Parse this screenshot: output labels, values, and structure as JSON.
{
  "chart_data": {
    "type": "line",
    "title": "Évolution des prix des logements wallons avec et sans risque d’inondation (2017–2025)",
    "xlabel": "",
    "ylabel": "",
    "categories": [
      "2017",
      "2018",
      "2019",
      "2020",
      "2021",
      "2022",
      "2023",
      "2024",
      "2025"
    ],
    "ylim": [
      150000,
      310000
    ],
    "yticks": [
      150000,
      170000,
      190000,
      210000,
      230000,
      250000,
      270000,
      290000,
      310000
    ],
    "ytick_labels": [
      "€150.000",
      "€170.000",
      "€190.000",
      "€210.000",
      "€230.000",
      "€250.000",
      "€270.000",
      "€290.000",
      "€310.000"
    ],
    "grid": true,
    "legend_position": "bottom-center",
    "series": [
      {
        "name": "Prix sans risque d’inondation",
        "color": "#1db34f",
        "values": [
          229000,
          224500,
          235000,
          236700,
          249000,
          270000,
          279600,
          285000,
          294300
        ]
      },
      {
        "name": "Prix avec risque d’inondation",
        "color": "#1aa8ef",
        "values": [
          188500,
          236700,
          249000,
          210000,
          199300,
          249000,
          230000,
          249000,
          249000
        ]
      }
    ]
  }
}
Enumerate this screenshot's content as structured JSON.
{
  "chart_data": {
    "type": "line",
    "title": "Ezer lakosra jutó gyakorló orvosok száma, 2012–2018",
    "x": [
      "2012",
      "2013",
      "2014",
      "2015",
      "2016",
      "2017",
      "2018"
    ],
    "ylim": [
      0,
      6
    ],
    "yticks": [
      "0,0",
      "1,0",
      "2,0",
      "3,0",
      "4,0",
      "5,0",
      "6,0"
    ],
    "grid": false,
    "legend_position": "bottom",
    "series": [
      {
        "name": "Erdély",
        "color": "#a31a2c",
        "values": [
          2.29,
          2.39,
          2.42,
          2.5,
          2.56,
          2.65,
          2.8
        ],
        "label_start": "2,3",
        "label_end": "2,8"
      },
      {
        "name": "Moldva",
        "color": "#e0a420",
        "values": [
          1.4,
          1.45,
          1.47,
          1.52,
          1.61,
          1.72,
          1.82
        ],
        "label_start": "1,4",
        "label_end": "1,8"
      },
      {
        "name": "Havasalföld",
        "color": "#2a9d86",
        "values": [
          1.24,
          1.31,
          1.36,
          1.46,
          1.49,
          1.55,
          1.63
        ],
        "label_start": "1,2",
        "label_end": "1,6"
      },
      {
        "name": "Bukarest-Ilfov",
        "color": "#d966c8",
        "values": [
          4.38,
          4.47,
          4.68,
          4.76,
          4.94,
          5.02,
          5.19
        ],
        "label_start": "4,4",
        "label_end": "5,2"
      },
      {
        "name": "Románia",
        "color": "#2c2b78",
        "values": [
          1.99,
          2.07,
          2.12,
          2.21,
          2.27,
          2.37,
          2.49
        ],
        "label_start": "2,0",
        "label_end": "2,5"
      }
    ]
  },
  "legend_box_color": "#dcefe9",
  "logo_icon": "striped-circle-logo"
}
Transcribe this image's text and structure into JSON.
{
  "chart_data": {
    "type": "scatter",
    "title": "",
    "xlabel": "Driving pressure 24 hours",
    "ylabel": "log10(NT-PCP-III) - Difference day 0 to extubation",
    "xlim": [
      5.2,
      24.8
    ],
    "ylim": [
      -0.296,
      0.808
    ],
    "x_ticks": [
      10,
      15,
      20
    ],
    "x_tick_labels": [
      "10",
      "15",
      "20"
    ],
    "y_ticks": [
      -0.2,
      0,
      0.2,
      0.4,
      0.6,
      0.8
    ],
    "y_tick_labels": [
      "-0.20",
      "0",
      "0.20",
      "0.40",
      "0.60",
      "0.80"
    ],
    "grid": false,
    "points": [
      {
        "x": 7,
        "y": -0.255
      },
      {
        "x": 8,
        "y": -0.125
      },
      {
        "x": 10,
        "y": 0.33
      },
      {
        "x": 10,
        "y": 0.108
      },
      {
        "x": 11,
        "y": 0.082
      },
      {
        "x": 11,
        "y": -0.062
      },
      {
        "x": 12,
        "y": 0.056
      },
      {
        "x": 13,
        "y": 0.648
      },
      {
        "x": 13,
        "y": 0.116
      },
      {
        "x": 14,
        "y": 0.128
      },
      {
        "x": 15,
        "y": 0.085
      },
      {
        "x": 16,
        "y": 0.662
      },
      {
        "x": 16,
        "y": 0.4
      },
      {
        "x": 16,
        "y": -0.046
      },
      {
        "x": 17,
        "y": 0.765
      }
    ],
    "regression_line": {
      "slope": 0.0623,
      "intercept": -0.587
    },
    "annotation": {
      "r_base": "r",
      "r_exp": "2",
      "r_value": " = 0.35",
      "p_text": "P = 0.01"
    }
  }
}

• • • • •

Look above for lines with the word "sans" and copy them all.

= Reply =
    "title": "Évolution des prix des logements wallons avec et sans risque d’inondation (2017–2025)",
        "name": "Prix sans risque d’inondation",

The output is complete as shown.